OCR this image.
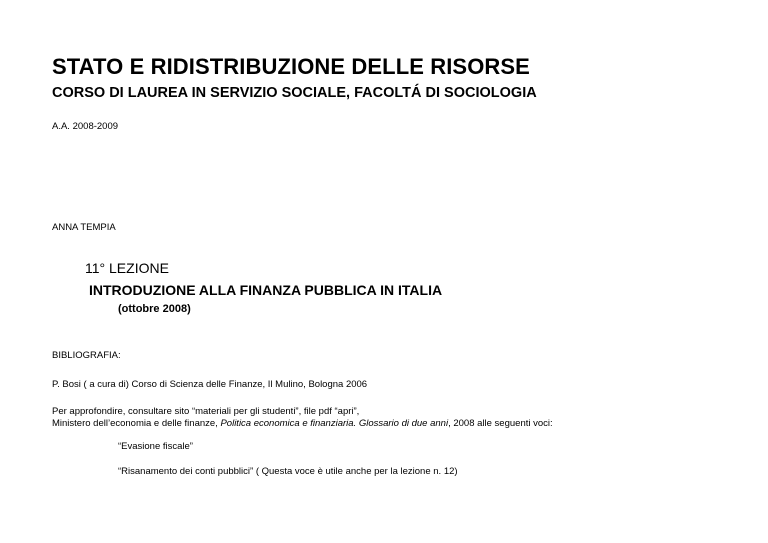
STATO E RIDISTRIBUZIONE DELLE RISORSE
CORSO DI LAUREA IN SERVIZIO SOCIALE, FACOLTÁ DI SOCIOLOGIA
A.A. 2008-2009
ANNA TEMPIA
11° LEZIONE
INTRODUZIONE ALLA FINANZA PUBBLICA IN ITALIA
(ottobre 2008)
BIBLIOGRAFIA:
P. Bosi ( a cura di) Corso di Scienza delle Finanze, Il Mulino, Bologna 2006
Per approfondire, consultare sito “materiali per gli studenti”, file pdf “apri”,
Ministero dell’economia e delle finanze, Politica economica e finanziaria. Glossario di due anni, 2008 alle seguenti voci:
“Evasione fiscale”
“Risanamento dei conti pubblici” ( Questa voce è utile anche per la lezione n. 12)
+++
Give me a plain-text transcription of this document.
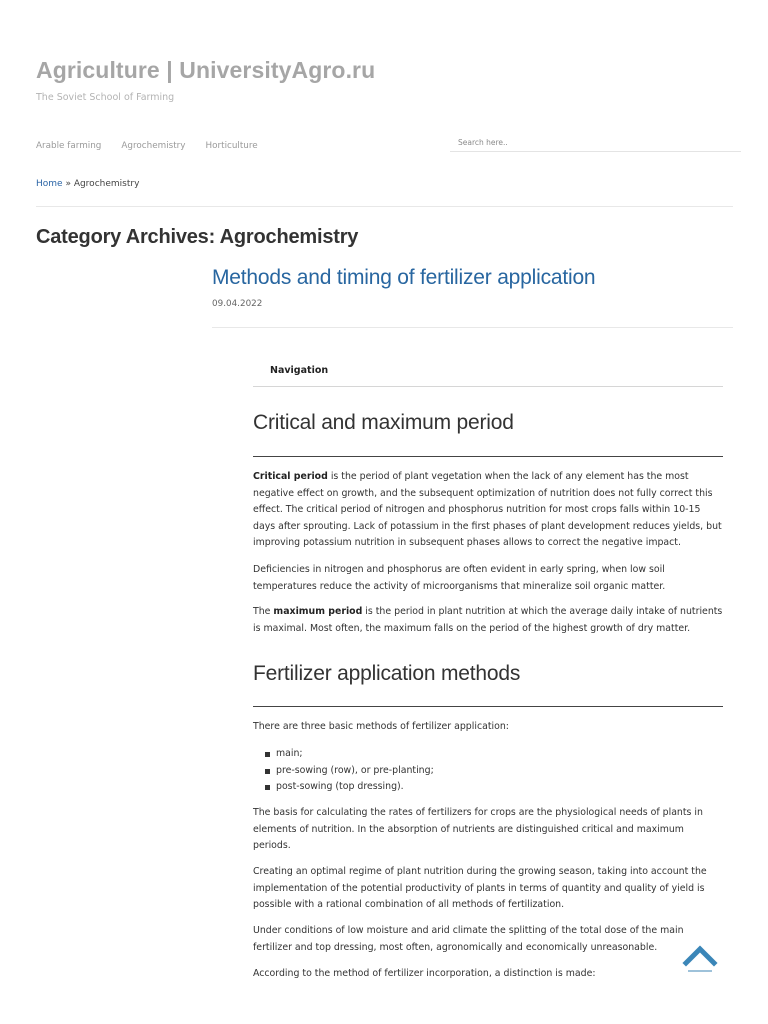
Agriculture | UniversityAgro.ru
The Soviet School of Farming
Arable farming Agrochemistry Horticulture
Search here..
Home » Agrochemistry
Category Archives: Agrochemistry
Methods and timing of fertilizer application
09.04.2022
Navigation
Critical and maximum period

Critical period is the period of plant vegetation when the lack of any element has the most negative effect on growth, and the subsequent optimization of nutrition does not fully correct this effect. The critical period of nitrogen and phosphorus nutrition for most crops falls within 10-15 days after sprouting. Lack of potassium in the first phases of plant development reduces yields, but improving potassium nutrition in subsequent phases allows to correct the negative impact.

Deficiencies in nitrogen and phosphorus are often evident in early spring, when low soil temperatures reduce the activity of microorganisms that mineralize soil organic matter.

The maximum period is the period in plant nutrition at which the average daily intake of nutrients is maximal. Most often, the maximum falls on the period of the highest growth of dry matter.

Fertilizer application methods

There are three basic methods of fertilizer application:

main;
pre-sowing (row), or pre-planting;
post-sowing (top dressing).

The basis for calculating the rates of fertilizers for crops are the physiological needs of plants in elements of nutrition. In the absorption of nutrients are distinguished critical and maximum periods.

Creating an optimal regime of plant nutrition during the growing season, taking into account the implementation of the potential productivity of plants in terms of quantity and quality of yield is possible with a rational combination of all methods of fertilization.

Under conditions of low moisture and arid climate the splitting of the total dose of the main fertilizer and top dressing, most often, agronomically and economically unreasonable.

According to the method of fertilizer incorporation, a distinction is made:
+++
* [PROMPT]:
Scan the records above for the string "nutrients", then select every line that holds it.

* [SOLUTION TO THIS TASK]:
The maximum period is the period in plant nutrition at which the average daily intake of nutrients is maximal. Most often, the maximum falls on the period of the highest growth of dry matter.
The basis for calculating the rates of fertilizers for crops are the physiological needs of plants in elements of nutrition. In the absorption of nutrients are distinguished critical and maximum periods.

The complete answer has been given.